──────── MATERIAL PROVIDED ────────

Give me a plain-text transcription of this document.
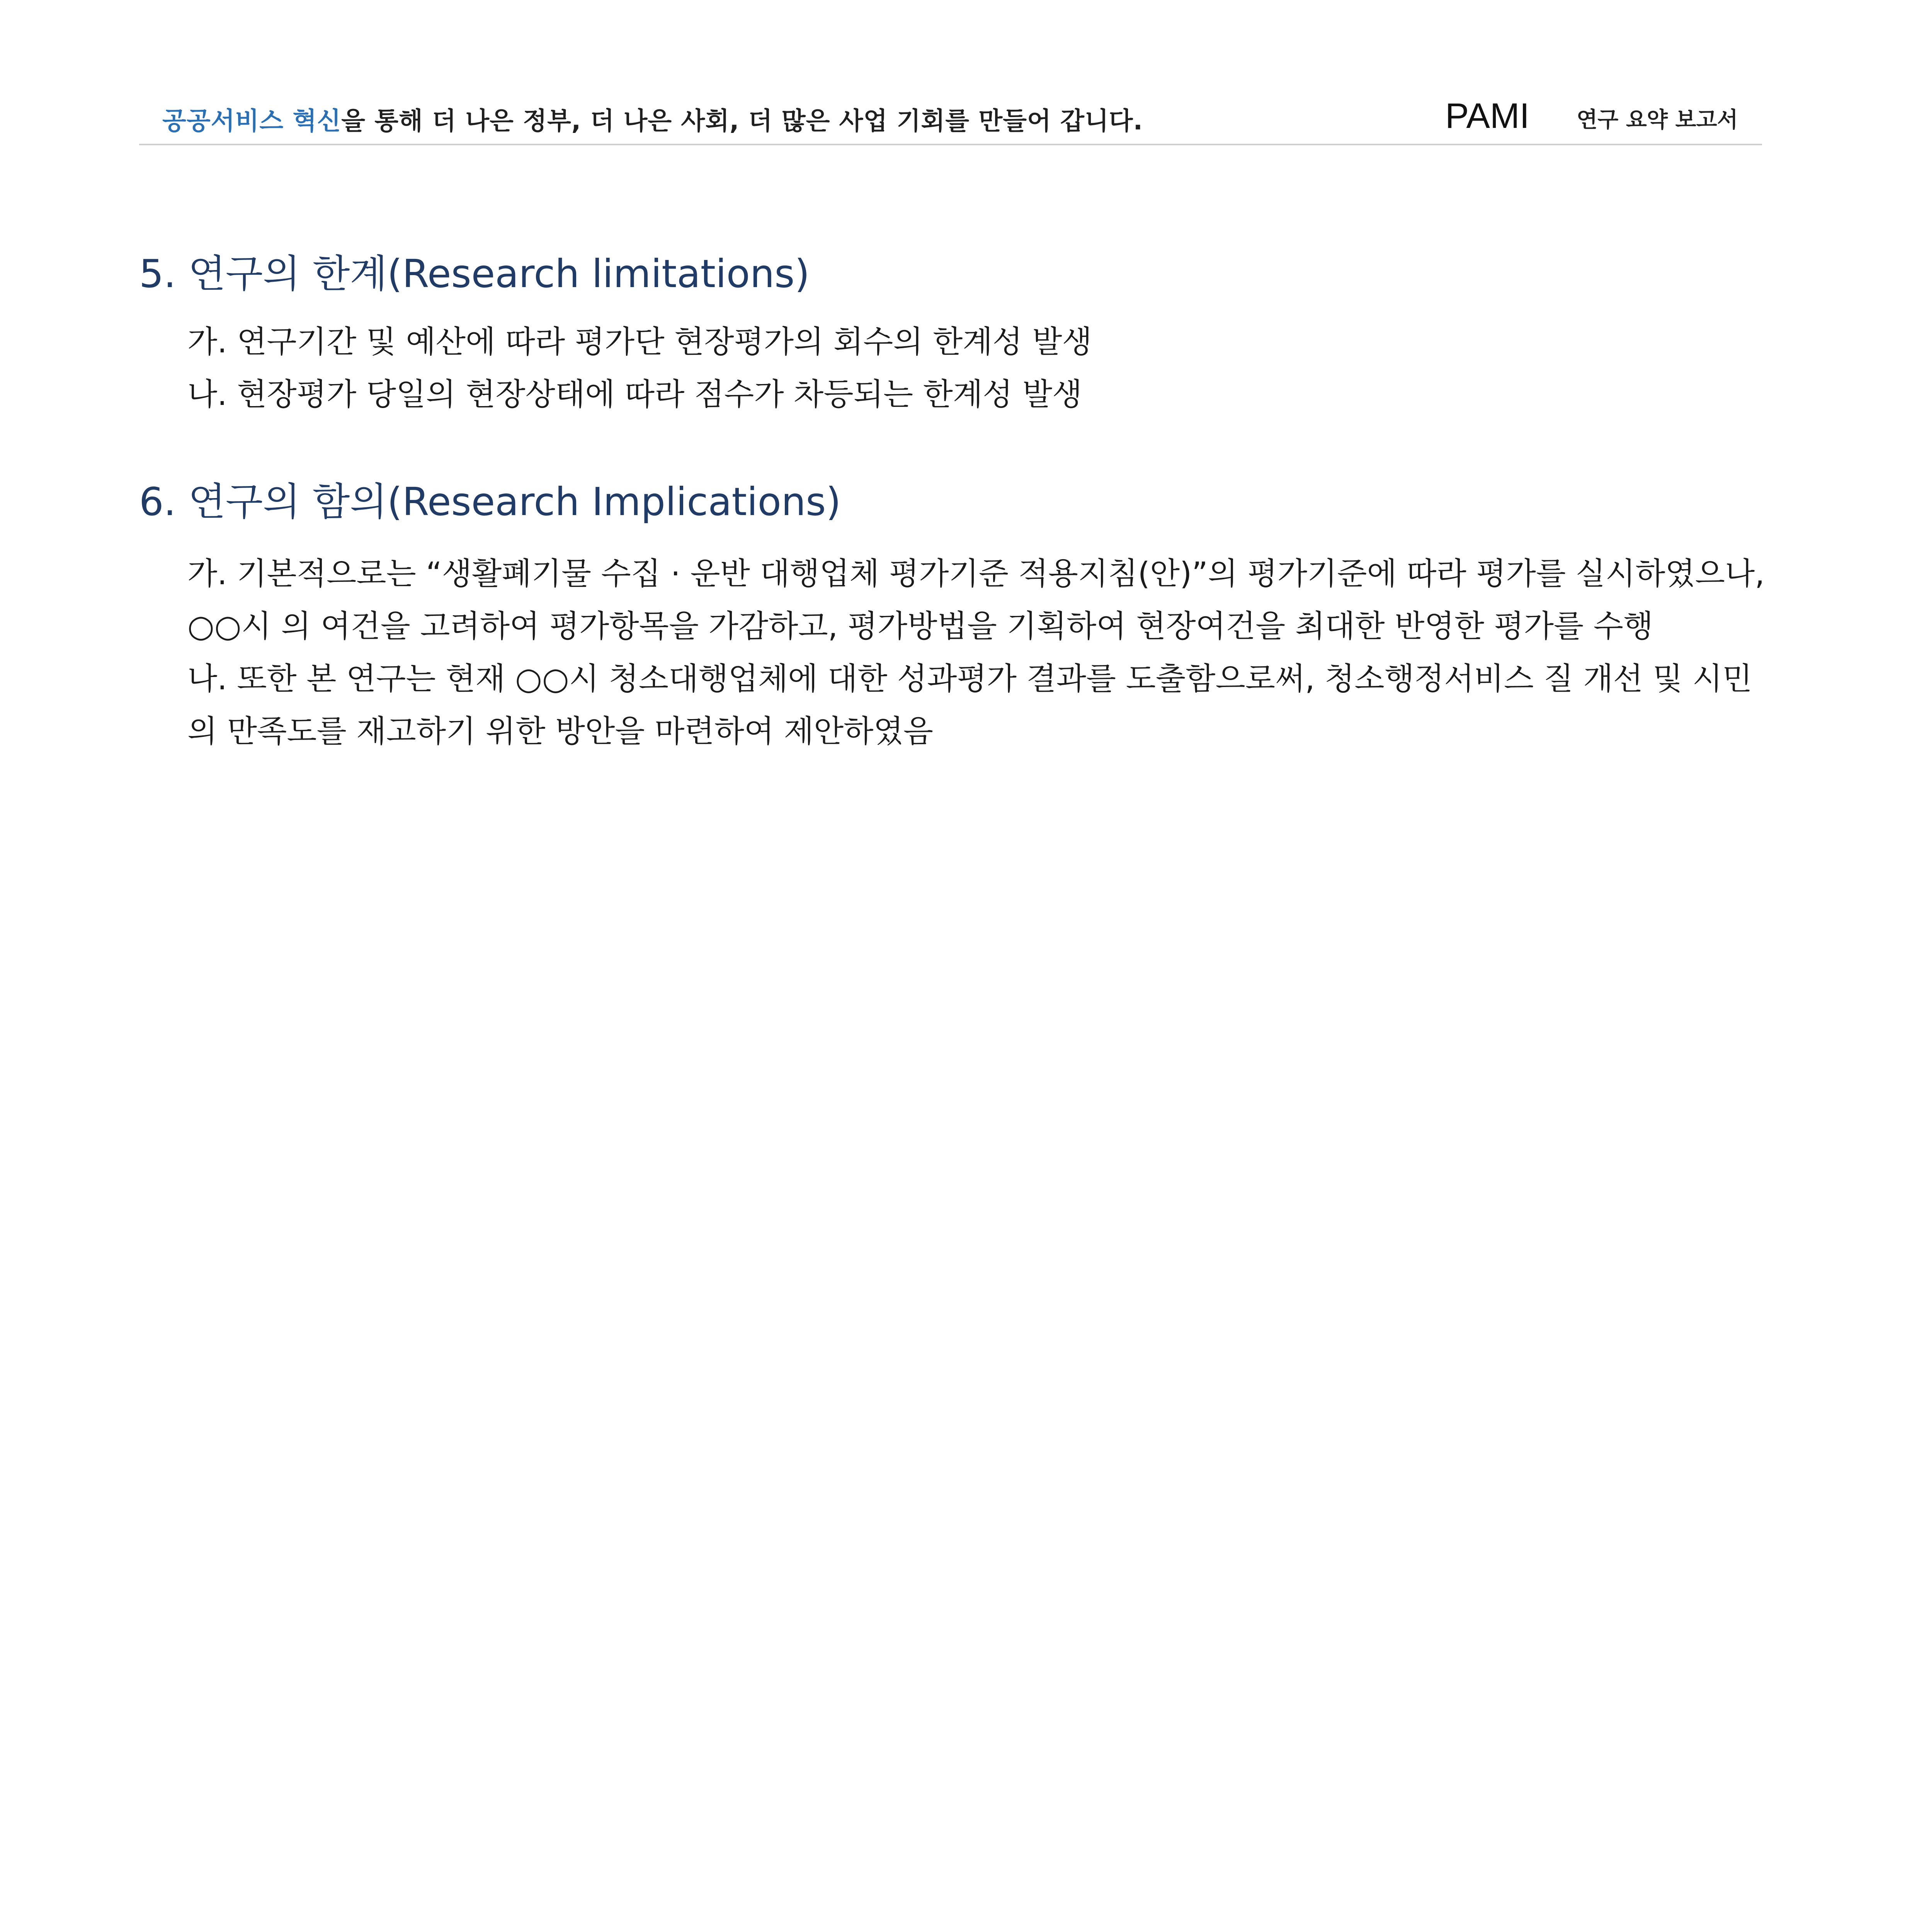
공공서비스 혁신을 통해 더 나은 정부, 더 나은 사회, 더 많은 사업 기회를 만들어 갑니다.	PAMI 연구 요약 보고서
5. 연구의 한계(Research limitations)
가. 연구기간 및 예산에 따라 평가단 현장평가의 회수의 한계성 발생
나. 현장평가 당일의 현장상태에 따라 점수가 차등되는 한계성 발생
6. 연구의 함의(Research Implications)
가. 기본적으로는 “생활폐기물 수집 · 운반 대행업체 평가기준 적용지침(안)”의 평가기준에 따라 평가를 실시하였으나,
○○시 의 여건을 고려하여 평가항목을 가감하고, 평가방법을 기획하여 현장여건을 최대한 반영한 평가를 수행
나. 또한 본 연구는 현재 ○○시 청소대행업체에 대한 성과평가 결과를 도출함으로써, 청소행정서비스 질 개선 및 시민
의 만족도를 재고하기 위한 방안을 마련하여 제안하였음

────────

> _WORK TO COMPLETE_: Gather and copy every line of the data in which the string "Research" is found.

> _SOLVED PROBLEM_:
5. 연구의 한계(Research limitations)
6. 연구의 함의(Research Implications)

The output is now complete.